↓↓↓
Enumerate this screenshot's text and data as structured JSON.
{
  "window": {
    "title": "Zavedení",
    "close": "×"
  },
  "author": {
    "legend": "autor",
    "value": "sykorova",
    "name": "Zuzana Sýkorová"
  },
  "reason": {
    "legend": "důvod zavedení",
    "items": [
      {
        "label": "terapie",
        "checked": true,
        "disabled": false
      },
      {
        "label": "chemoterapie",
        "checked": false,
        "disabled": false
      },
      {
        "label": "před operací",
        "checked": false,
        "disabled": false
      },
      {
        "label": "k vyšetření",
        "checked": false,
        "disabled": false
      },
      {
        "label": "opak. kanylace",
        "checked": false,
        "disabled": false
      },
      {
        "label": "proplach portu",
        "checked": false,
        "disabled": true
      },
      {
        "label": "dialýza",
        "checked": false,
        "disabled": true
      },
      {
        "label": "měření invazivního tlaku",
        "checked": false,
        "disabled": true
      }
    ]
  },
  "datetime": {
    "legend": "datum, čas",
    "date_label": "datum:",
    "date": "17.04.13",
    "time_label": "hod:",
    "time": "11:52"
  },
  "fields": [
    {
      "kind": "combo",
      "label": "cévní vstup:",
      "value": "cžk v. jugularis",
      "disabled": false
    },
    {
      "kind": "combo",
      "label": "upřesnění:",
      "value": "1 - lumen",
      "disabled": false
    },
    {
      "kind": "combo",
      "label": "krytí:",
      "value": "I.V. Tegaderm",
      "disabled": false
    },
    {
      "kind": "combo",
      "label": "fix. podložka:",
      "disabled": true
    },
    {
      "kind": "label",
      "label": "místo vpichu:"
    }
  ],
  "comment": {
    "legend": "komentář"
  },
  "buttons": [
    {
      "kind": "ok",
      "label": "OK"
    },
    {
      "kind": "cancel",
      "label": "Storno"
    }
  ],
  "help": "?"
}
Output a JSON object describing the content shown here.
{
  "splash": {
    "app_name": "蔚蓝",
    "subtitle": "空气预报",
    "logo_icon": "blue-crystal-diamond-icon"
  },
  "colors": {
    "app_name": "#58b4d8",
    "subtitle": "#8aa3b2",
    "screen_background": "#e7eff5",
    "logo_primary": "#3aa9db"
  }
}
↑↑↑
# [TASK STATEMENT]
From the listing above, pick out every line containing "value".

# [RESPONSE]
    "value": "sykorova",
      "value": "cžk v. jugularis",
      "value": "1 - lumen",
      "value": "I.V. Tegaderm",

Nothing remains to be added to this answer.